Your task: Print the range of lines that opens with the line containing "Output a JSON" and closes with the last line of the listing. Include both ends; print nothing more.

>> START Provided entries

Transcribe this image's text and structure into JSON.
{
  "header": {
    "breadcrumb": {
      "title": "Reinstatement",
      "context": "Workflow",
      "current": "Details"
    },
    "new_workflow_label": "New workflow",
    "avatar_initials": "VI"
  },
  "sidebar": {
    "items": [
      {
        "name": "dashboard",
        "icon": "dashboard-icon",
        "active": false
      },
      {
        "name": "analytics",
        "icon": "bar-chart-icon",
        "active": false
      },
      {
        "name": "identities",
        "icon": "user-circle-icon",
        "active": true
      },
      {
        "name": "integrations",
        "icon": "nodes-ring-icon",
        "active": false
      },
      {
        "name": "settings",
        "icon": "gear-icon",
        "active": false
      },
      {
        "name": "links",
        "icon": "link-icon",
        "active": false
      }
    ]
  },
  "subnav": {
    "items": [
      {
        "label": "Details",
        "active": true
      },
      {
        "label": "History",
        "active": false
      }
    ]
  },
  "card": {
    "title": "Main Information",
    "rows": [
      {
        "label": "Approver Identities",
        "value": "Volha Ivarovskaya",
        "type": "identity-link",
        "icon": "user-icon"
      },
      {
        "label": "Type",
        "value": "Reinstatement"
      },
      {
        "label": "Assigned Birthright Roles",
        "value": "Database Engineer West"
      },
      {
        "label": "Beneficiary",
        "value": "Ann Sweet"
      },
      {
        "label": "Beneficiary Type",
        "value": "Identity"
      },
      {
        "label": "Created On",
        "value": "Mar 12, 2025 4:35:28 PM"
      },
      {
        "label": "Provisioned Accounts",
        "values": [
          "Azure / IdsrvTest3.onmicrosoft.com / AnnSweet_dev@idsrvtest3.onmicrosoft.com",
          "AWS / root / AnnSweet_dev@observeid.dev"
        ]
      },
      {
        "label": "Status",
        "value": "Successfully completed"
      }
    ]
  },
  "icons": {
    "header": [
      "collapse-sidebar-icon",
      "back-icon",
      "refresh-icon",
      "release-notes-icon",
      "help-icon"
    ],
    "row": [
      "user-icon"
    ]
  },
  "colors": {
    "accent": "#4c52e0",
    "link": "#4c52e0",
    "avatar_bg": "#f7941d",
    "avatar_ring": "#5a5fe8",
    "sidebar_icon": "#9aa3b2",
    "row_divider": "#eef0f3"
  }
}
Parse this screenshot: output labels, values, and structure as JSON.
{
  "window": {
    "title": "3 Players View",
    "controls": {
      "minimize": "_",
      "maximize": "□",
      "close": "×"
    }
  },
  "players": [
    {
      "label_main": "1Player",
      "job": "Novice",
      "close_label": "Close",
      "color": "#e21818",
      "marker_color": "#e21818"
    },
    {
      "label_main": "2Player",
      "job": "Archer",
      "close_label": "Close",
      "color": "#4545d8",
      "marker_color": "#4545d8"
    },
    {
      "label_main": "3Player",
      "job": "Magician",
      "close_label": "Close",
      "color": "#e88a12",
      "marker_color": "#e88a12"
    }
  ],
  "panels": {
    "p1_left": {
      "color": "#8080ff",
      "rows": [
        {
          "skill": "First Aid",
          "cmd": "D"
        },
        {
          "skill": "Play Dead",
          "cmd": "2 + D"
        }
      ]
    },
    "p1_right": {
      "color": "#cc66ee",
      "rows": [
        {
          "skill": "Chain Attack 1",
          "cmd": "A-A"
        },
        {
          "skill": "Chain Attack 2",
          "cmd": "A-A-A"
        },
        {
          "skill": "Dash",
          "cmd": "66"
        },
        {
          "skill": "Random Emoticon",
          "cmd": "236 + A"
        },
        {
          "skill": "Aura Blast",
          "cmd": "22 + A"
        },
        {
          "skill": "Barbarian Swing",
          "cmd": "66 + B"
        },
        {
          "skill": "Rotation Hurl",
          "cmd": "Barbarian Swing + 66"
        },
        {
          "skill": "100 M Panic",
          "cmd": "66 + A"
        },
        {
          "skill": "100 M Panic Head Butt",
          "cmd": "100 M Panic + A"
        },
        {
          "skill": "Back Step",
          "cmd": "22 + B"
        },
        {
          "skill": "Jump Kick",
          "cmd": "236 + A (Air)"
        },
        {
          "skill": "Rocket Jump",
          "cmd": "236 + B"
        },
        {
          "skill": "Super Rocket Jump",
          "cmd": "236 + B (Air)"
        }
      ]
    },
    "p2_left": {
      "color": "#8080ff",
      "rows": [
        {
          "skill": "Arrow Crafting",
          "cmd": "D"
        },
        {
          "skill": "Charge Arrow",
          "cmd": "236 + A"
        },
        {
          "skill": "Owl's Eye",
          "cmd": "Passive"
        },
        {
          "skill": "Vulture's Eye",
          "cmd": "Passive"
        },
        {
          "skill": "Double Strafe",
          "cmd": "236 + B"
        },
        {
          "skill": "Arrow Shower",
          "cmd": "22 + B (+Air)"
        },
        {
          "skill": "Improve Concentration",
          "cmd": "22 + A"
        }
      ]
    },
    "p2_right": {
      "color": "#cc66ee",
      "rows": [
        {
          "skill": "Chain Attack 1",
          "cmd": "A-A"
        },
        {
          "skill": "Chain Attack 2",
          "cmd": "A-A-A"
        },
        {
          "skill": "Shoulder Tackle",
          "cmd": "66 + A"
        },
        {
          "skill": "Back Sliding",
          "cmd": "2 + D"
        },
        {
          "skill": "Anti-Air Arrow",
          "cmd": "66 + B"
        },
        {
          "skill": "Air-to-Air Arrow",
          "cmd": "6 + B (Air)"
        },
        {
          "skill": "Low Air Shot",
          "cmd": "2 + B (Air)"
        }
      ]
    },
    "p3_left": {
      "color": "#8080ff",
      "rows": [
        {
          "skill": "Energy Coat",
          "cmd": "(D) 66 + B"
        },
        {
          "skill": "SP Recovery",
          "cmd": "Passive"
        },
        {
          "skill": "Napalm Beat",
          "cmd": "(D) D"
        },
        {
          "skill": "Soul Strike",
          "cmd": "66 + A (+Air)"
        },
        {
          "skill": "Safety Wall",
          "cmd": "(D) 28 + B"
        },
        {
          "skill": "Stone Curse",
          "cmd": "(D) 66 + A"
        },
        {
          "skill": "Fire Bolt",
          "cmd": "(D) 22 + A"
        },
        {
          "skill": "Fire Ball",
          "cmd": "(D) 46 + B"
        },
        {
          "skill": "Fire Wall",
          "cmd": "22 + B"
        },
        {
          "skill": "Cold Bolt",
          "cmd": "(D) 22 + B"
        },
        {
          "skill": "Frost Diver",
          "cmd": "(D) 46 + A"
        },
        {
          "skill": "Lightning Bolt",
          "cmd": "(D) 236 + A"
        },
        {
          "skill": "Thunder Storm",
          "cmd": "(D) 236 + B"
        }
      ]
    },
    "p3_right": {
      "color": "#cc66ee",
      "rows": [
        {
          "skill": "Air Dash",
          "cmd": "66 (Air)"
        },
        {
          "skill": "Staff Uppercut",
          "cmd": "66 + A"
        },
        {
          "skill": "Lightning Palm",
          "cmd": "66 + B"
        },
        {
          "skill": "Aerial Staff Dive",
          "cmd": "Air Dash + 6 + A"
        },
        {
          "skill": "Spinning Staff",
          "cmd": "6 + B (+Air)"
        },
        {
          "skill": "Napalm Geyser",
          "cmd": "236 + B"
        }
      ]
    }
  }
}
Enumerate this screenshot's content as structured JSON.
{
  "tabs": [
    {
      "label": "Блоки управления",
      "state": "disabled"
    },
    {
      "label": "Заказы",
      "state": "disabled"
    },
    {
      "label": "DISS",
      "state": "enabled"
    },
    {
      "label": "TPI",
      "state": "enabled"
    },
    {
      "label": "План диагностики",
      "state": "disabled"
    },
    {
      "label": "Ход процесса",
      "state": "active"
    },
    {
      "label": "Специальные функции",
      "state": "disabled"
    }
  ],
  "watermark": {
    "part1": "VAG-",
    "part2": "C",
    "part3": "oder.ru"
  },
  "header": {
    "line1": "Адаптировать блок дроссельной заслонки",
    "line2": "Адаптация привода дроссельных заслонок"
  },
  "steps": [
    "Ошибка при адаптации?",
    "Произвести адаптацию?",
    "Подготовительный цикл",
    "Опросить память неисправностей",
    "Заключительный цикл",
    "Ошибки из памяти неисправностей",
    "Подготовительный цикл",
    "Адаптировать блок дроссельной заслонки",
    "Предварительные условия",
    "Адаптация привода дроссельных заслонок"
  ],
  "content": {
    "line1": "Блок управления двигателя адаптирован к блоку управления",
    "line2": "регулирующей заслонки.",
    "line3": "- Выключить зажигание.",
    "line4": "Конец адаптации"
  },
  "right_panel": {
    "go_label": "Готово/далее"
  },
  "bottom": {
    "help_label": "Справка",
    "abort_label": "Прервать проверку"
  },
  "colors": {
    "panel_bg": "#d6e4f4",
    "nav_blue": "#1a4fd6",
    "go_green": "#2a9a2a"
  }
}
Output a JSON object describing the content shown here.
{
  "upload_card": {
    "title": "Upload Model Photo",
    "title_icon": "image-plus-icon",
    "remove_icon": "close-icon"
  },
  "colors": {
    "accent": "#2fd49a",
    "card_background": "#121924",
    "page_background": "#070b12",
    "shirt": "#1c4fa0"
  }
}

>> END Provided entries

The answer:
Output a JSON object describing the content shown here.
{
  "upload_card": {
    "title": "Upload Model Photo",
    "title_icon": "image-plus-icon",
    "remove_icon": "close-icon"
  },
  "colors": {
    "accent": "#2fd49a",
    "card_background": "#121924",
    "page_background": "#070b12",
    "shirt": "#1c4fa0"
  }
}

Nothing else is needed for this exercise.